Exercise directions: Output the material exactly, but drop every image it holds.

Collected data entries
++++++++
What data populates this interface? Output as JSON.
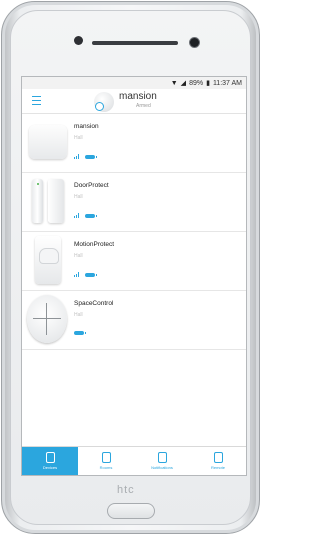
{
  "status_bar": {
    "signal_icon": "wifi-icon",
    "battery_text": "89%",
    "time": "11:37 AM"
  },
  "header": {
    "hub_name": "mansion",
    "hub_state": "Armed"
  },
  "devices": [
    {
      "name": "mansion",
      "room": "Hall",
      "image": "hub"
    },
    {
      "name": "DoorProtect",
      "room": "Hall",
      "image": "door"
    },
    {
      "name": "MotionProtect",
      "room": "Hall",
      "image": "motion"
    },
    {
      "name": "SpaceControl",
      "room": "Hall",
      "image": "remote"
    }
  ],
  "tabs": [
    {
      "label": "Devices",
      "icon": "devices-icon",
      "active": true
    },
    {
      "label": "Rooms",
      "icon": "rooms-icon",
      "active": false
    },
    {
      "label": "Notifications",
      "icon": "notifications-icon",
      "active": false
    },
    {
      "label": "Remote",
      "icon": "remote-icon",
      "active": false
    }
  ],
  "phone": {
    "brand": "htc"
  },
  "colors": {
    "accent": "#2ba6de"
  }
}
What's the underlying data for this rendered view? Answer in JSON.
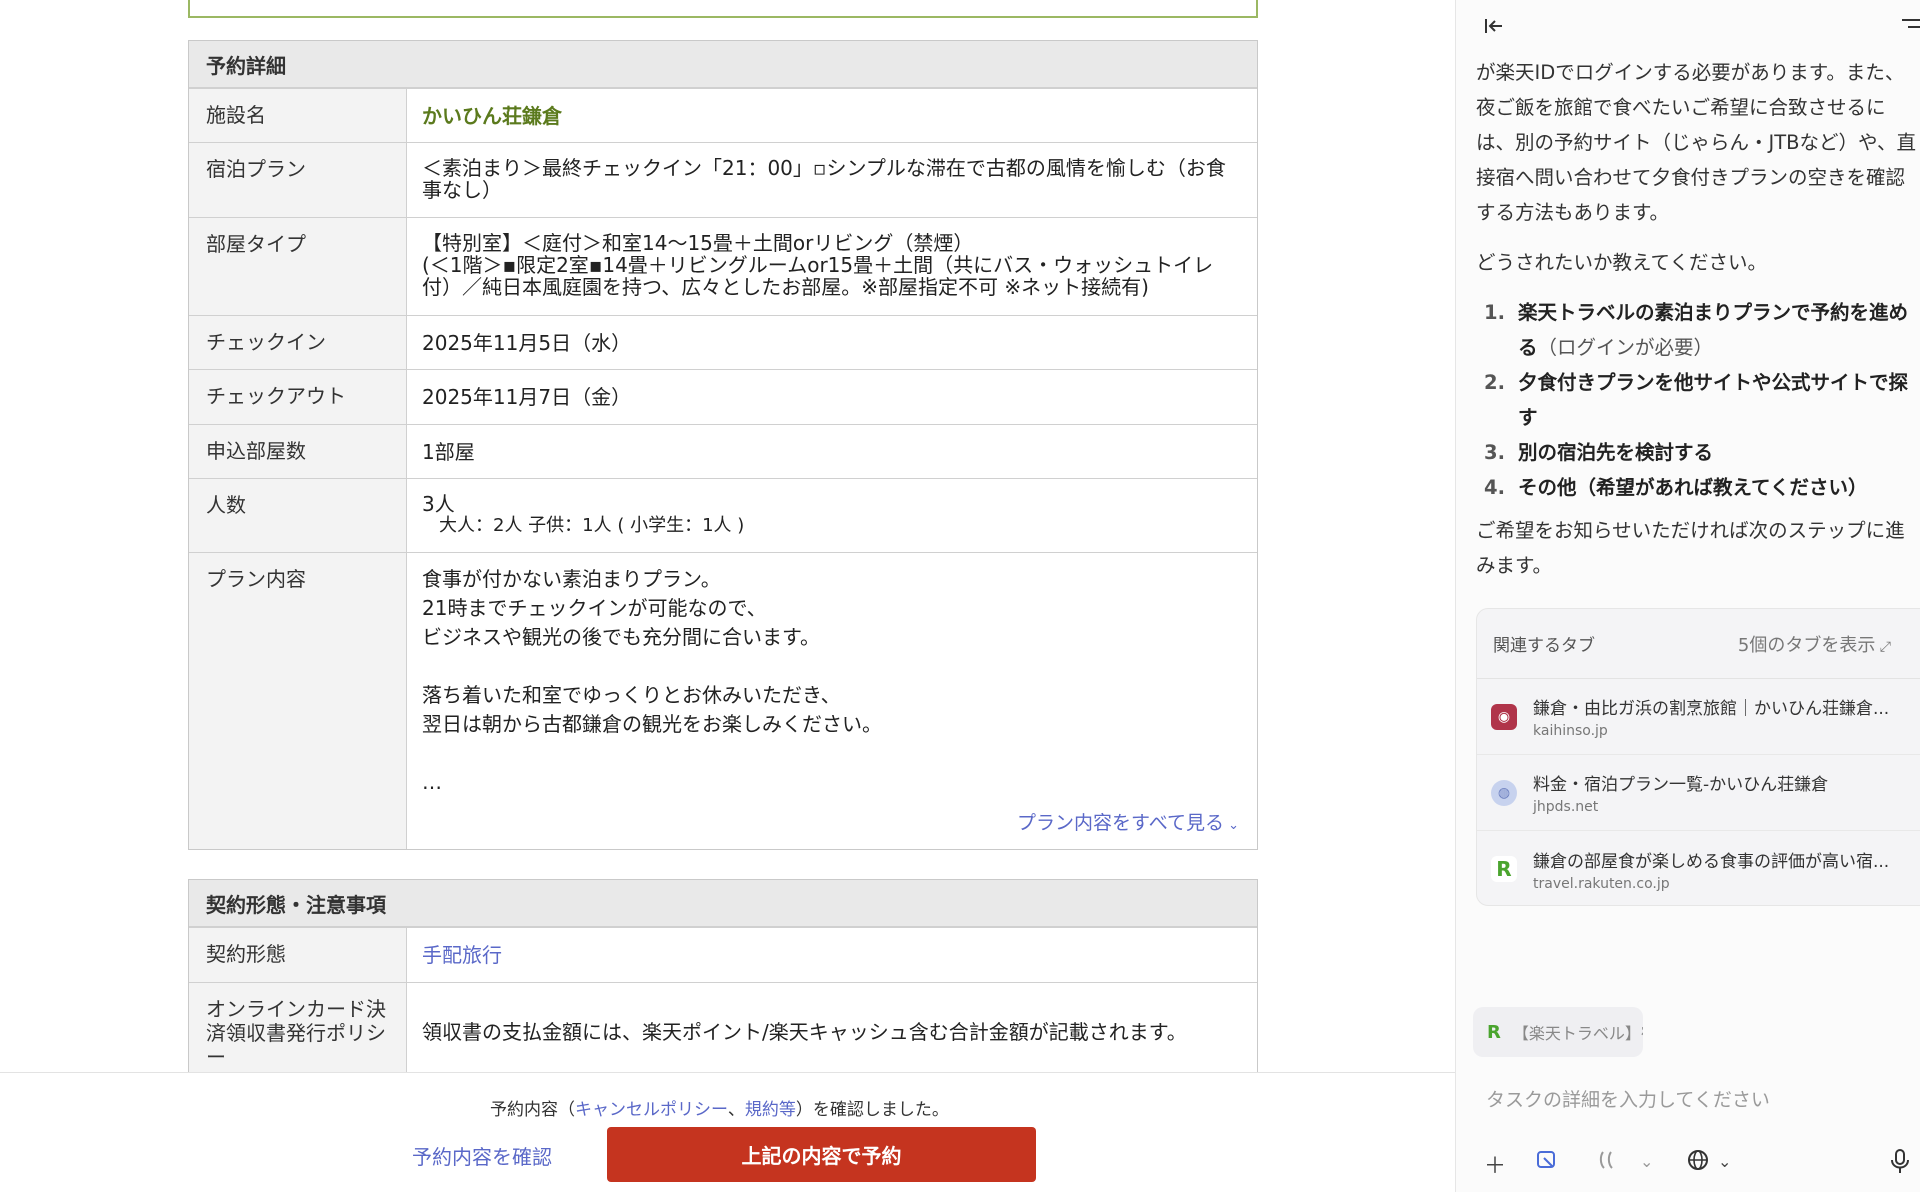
{
  "reservation": {
    "header": "予約詳細",
    "rows": [
      {
        "label": "施設名",
        "value": "かいひん荘鎌倉"
      },
      {
        "label": "宿泊プラン",
        "value": "＜素泊まり＞最終チェックイン「21：00」▫シンプルな滞在で古都の風情を愉しむ（お食事なし）"
      },
      {
        "label": "部屋タイプ",
        "value_lines": [
          "【特別室】＜庭付＞和室14〜15畳＋土間orリビング（禁煙）",
          "(＜1階＞▪限定2室▪14畳＋リビングルームor15畳＋土間（共にバス・ウォッシュトイレ付）／純日本風庭園を持つ、広々としたお部屋。※部屋指定不可 ※ネット接続有)"
        ]
      },
      {
        "label": "チェックイン",
        "value": "2025年11月5日（水）"
      },
      {
        "label": "チェックアウト",
        "value": "2025年11月7日（金）"
      },
      {
        "label": "申込部屋数",
        "value": "1部屋"
      },
      {
        "label": "人数",
        "value": "3人",
        "sub": "大人：2人 子供：1人 ( 小学生：1人 )"
      },
      {
        "label": "プラン内容",
        "value_lines": [
          "食事が付かない素泊まりプラン。",
          "21時までチェックインが可能なので、",
          "ビジネスや観光の後でも充分間に合います。",
          "",
          "落ち着いた和室でゆっくりとお休みいただき、",
          "翌日は朝から古都鎌倉の観光をお楽しみください。",
          "",
          "…"
        ],
        "see_all": "プラン内容をすべて見る"
      }
    ]
  },
  "contract": {
    "header": "契約形態・注意事項",
    "rows": [
      {
        "label": "契約形態",
        "value": "手配旅行"
      },
      {
        "label": "オンラインカード決済領収書発行ポリシー",
        "value": "領収書の支払金額には、楽天ポイント/楽天キャッシュ含む合計金額が記載されます。"
      }
    ]
  },
  "footer": {
    "confirm_prefix": "予約内容（",
    "cancel_policy": "キャンセルポリシー",
    "separator": "、",
    "terms": "規約等",
    "confirm_suffix": "）を確認しました。",
    "confirm_button": "予約内容を確認",
    "reserve_button": "上記の内容で予約",
    "reserve_color": "#c5341f"
  },
  "assistant": {
    "messages": [
      "が楽天IDでログインする必要があります。また、夜ご飯を旅館で食べたいご希望に合致させるには、別の予約サイト（じゃらん・JTBなど）や、直接宿へ問い合わせて夕食付きプランの空きを確認する方法もあります。",
      "どうされたいか教えてください。"
    ],
    "options": [
      {
        "num": "1.",
        "text": "楽天トラベルの素泊まりプランで予約を進める",
        "note": "（ログインが必要）"
      },
      {
        "num": "2.",
        "text": "夕食付きプランを他サイトや公式サイトで探す",
        "note": ""
      },
      {
        "num": "3.",
        "text": "別の宿泊先を検討する",
        "note": ""
      },
      {
        "num": "4.",
        "text": "その他（希望があれば教えてください）",
        "note": ""
      }
    ],
    "closing": "ご希望をお知らせいただければ次のステップに進みます。",
    "related_tabs": {
      "label": "関連するタブ",
      "show": "5個のタブを表示",
      "items": [
        {
          "title": "鎌倉・由比ガ浜の割烹旅館｜かいひん荘鎌倉...",
          "domain": "kaihinso.jp",
          "icon": "kaihinso-favicon"
        },
        {
          "title": "料金・宿泊プラン一覧-かいひん荘鎌倉",
          "domain": "jhpds.net",
          "icon": "globe-favicon"
        },
        {
          "title": "鎌倉の部屋食が楽しめる食事の評価が高い宿...",
          "domain": "travel.rakuten.co.jp",
          "icon": "rakuten-favicon"
        }
      ]
    },
    "context_chip": "【楽天トラベル】宿",
    "input_placeholder": "タスクの詳細を入力してください"
  }
}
++++++++
Result for this task:
What data populates this interface? Output as JSON.
{
  "status_bar": {
    "signal_icon": "wifi-icon",
    "battery_text": "89%",
    "time": "11:37 AM"
  },
  "header": {
    "hub_name": "mansion",
    "hub_state": "Armed"
  },
  "devices": [
    {
      "name": "mansion",
      "room": "Hall",
      "image": "hub"
    },
    {
      "name": "DoorProtect",
      "room": "Hall",
      "image": "door"
    },
    {
      "name": "MotionProtect",
      "room": "Hall",
      "image": "motion"
    },
    {
      "name": "SpaceControl",
      "room": "Hall",
      "image": "remote"
    }
  ],
  "tabs": [
    {
      "label": "Devices",
      "icon": "devices-icon",
      "active": true
    },
    {
      "label": "Rooms",
      "icon": "rooms-icon",
      "active": false
    },
    {
      "label": "Notifications",
      "icon": "notifications-icon",
      "active": false
    },
    {
      "label": "Remote",
      "icon": "remote-icon",
      "active": false
    }
  ],
  "phone": {
    "brand": "htc"
  },
  "colors": {
    "accent": "#2ba6de"
  }
}
What's the underlying data for this rendered view? Answer in JSON.
{
  "reservation": {
    "header": "予約詳細",
    "rows": [
      {
        "label": "施設名",
        "value": "かいひん荘鎌倉"
      },
      {
        "label": "宿泊プラン",
        "value": "＜素泊まり＞最終チェックイン「21：00」▫シンプルな滞在で古都の風情を愉しむ（お食事なし）"
      },
      {
        "label": "部屋タイプ",
        "value_lines": [
          "【特別室】＜庭付＞和室14〜15畳＋土間orリビング（禁煙）",
          "(＜1階＞▪限定2室▪14畳＋リビングルームor15畳＋土間（共にバス・ウォッシュトイレ付）／純日本風庭園を持つ、広々としたお部屋。※部屋指定不可 ※ネット接続有)"
        ]
      },
      {
        "label": "チェックイン",
        "value": "2025年11月5日（水）"
      },
      {
        "label": "チェックアウト",
        "value": "2025年11月7日（金）"
      },
      {
        "label": "申込部屋数",
        "value": "1部屋"
      },
      {
        "label": "人数",
        "value": "3人",
        "sub": "大人：2人 子供：1人 ( 小学生：1人 )"
      },
      {
        "label": "プラン内容",
        "value_lines": [
          "食事が付かない素泊まりプラン。",
          "21時までチェックインが可能なので、",
          "ビジネスや観光の後でも充分間に合います。",
          "",
          "落ち着いた和室でゆっくりとお休みいただき、",
          "翌日は朝から古都鎌倉の観光をお楽しみください。",
          "",
          "…"
        ],
        "see_all": "プラン内容をすべて見る"
      }
    ]
  },
  "contract": {
    "header": "契約形態・注意事項",
    "rows": [
      {
        "label": "契約形態",
        "value": "手配旅行"
      },
      {
        "label": "オンラインカード決済領収書発行ポリシー",
        "value": "領収書の支払金額には、楽天ポイント/楽天キャッシュ含む合計金額が記載されます。"
      }
    ]
  },
  "footer": {
    "confirm_prefix": "予約内容（",
    "cancel_policy": "キャンセルポリシー",
    "separator": "、",
    "terms": "規約等",
    "confirm_suffix": "）を確認しました。",
    "confirm_button": "予約内容を確認",
    "reserve_button": "上記の内容で予約",
    "reserve_color": "#c5341f"
  },
  "assistant": {
    "messages": [
      "が楽天IDでログインする必要があります。また、夜ご飯を旅館で食べたいご希望に合致させるには、別の予約サイト（じゃらん・JTBなど）や、直接宿へ問い合わせて夕食付きプランの空きを確認する方法もあります。",
      "どうされたいか教えてください。"
    ],
    "options": [
      {
        "num": "1.",
        "text": "楽天トラベルの素泊まりプランで予約を進める",
        "note": "（ログインが必要）"
      },
      {
        "num": "2.",
        "text": "夕食付きプランを他サイトや公式サイトで探す",
        "note": ""
      },
      {
        "num": "3.",
        "text": "別の宿泊先を検討する",
        "note": ""
      },
      {
        "num": "4.",
        "text": "その他（希望があれば教えてください）",
        "note": ""
      }
    ],
    "closing": "ご希望をお知らせいただければ次のステップに進みます。",
    "related_tabs": {
      "label": "関連するタブ",
      "show": "5個のタブを表示",
      "items": [
        {
          "title": "鎌倉・由比ガ浜の割烹旅館｜かいひん荘鎌倉...",
          "domain": "kaihinso.jp",
          "icon": "kaihinso-favicon"
        },
        {
          "title": "料金・宿泊プラン一覧-かいひん荘鎌倉",
          "domain": "jhpds.net",
          "icon": "globe-favicon"
        },
        {
          "title": "鎌倉の部屋食が楽しめる食事の評価が高い宿...",
          "domain": "travel.rakuten.co.jp",
          "icon": "rakuten-favicon"
        }
      ]
    },
    "context_chip": "【楽天トラベル】宿",
    "input_placeholder": "タスクの詳細を入力してください"
  }
}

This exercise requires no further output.